### What needs to be done:
Write out the entries below once more, exactly.

## Start

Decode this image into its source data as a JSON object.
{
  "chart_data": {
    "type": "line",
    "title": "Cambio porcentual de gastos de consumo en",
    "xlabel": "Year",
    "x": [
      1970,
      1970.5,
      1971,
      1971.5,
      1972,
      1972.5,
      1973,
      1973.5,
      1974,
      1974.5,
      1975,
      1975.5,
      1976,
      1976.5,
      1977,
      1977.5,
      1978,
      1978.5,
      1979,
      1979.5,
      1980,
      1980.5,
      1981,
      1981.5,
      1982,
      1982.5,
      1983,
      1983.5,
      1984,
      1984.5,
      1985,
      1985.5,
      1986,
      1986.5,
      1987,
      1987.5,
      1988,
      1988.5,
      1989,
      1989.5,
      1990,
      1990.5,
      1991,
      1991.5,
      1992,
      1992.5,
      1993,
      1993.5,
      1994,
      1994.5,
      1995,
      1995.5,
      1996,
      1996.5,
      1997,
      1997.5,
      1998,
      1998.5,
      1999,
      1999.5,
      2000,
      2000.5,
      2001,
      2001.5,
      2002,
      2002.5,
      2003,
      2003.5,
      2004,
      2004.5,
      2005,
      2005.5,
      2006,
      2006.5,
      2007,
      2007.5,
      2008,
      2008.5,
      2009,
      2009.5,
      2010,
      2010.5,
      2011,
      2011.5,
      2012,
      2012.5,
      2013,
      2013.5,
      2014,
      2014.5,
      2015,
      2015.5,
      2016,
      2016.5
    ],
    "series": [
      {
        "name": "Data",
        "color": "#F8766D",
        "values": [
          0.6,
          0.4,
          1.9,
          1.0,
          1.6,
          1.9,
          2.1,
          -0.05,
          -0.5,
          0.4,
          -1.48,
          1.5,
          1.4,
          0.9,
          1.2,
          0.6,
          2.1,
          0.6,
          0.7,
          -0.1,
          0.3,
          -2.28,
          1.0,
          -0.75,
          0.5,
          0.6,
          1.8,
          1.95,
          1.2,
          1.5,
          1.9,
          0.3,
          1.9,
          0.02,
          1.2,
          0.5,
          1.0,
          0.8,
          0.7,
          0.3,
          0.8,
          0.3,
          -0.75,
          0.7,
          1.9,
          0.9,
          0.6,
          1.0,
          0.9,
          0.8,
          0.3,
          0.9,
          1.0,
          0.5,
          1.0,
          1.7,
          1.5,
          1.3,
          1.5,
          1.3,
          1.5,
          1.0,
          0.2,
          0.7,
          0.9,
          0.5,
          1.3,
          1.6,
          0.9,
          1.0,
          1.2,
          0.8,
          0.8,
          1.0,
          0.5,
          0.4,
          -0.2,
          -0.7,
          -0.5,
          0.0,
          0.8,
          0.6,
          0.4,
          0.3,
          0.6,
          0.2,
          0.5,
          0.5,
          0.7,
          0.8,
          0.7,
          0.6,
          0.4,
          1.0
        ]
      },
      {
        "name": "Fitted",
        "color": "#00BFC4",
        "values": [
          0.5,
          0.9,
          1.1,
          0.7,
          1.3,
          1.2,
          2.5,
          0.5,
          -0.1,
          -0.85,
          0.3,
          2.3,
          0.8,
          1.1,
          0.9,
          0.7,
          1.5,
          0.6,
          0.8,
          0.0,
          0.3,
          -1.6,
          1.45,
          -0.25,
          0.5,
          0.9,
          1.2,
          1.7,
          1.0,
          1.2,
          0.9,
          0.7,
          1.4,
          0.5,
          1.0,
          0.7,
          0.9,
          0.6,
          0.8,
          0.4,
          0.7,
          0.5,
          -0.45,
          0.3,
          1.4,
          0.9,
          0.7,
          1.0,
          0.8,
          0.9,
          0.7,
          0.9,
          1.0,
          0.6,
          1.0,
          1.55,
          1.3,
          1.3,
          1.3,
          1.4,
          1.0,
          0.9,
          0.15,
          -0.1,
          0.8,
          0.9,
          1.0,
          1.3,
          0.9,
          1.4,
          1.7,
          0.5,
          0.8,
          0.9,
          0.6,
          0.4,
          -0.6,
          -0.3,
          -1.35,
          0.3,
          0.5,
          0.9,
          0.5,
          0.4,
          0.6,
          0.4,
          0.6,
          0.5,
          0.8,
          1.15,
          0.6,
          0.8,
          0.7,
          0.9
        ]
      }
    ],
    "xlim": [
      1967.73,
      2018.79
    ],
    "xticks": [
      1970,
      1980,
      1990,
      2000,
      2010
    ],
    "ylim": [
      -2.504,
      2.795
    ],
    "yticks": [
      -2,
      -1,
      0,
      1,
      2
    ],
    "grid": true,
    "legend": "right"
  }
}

## End

### Answer for the task:
Decode this image into its source data as a JSON object.
{
  "chart_data": {
    "type": "line",
    "title": "Cambio porcentual de gastos de consumo en",
    "xlabel": "Year",
    "x": [
      1970,
      1970.5,
      1971,
      1971.5,
      1972,
      1972.5,
      1973,
      1973.5,
      1974,
      1974.5,
      1975,
      1975.5,
      1976,
      1976.5,
      1977,
      1977.5,
      1978,
      1978.5,
      1979,
      1979.5,
      1980,
      1980.5,
      1981,
      1981.5,
      1982,
      1982.5,
      1983,
      1983.5,
      1984,
      1984.5,
      1985,
      1985.5,
      1986,
      1986.5,
      1987,
      1987.5,
      1988,
      1988.5,
      1989,
      1989.5,
      1990,
      1990.5,
      1991,
      1991.5,
      1992,
      1992.5,
      1993,
      1993.5,
      1994,
      1994.5,
      1995,
      1995.5,
      1996,
      1996.5,
      1997,
      1997.5,
      1998,
      1998.5,
      1999,
      1999.5,
      2000,
      2000.5,
      2001,
      2001.5,
      2002,
      2002.5,
      2003,
      2003.5,
      2004,
      2004.5,
      2005,
      2005.5,
      2006,
      2006.5,
      2007,
      2007.5,
      2008,
      2008.5,
      2009,
      2009.5,
      2010,
      2010.5,
      2011,
      2011.5,
      2012,
      2012.5,
      2013,
      2013.5,
      2014,
      2014.5,
      2015,
      2015.5,
      2016,
      2016.5
    ],
    "series": [
      {
        "name": "Data",
        "color": "#F8766D",
        "values": [
          0.6,
          0.4,
          1.9,
          1.0,
          1.6,
          1.9,
          2.1,
          -0.05,
          -0.5,
          0.4,
          -1.48,
          1.5,
          1.4,
          0.9,
          1.2,
          0.6,
          2.1,
          0.6,
          0.7,
          -0.1,
          0.3,
          -2.28,
          1.0,
          -0.75,
          0.5,
          0.6,
          1.8,
          1.95,
          1.2,
          1.5,
          1.9,
          0.3,
          1.9,
          0.02,
          1.2,
          0.5,
          1.0,
          0.8,
          0.7,
          0.3,
          0.8,
          0.3,
          -0.75,
          0.7,
          1.9,
          0.9,
          0.6,
          1.0,
          0.9,
          0.8,
          0.3,
          0.9,
          1.0,
          0.5,
          1.0,
          1.7,
          1.5,
          1.3,
          1.5,
          1.3,
          1.5,
          1.0,
          0.2,
          0.7,
          0.9,
          0.5,
          1.3,
          1.6,
          0.9,
          1.0,
          1.2,
          0.8,
          0.8,
          1.0,
          0.5,
          0.4,
          -0.2,
          -0.7,
          -0.5,
          0.0,
          0.8,
          0.6,
          0.4,
          0.3,
          0.6,
          0.2,
          0.5,
          0.5,
          0.7,
          0.8,
          0.7,
          0.6,
          0.4,
          1.0
        ]
      },
      {
        "name": "Fitted",
        "color": "#00BFC4",
        "values": [
          0.5,
          0.9,
          1.1,
          0.7,
          1.3,
          1.2,
          2.5,
          0.5,
          -0.1,
          -0.85,
          0.3,
          2.3,
          0.8,
          1.1,
          0.9,
          0.7,
          1.5,
          0.6,
          0.8,
          0.0,
          0.3,
          -1.6,
          1.45,
          -0.25,
          0.5,
          0.9,
          1.2,
          1.7,
          1.0,
          1.2,
          0.9,
          0.7,
          1.4,
          0.5,
          1.0,
          0.7,
          0.9,
          0.6,
          0.8,
          0.4,
          0.7,
          0.5,
          -0.45,
          0.3,
          1.4,
          0.9,
          0.7,
          1.0,
          0.8,
          0.9,
          0.7,
          0.9,
          1.0,
          0.6,
          1.0,
          1.55,
          1.3,
          1.3,
          1.3,
          1.4,
          1.0,
          0.9,
          0.15,
          -0.1,
          0.8,
          0.9,
          1.0,
          1.3,
          0.9,
          1.4,
          1.7,
          0.5,
          0.8,
          0.9,
          0.6,
          0.4,
          -0.6,
          -0.3,
          -1.35,
          0.3,
          0.5,
          0.9,
          0.5,
          0.4,
          0.6,
          0.4,
          0.6,
          0.5,
          0.8,
          1.15,
          0.6,
          0.8,
          0.7,
          0.9
        ]
      }
    ],
    "xlim": [
      1967.73,
      2018.79
    ],
    "xticks": [
      1970,
      1980,
      1990,
      2000,
      2010
    ],
    "ylim": [
      -2.504,
      2.795
    ],
    "yticks": [
      -2,
      -1,
      0,
      1,
      2
    ],
    "grid": true,
    "legend": "right"
  }
}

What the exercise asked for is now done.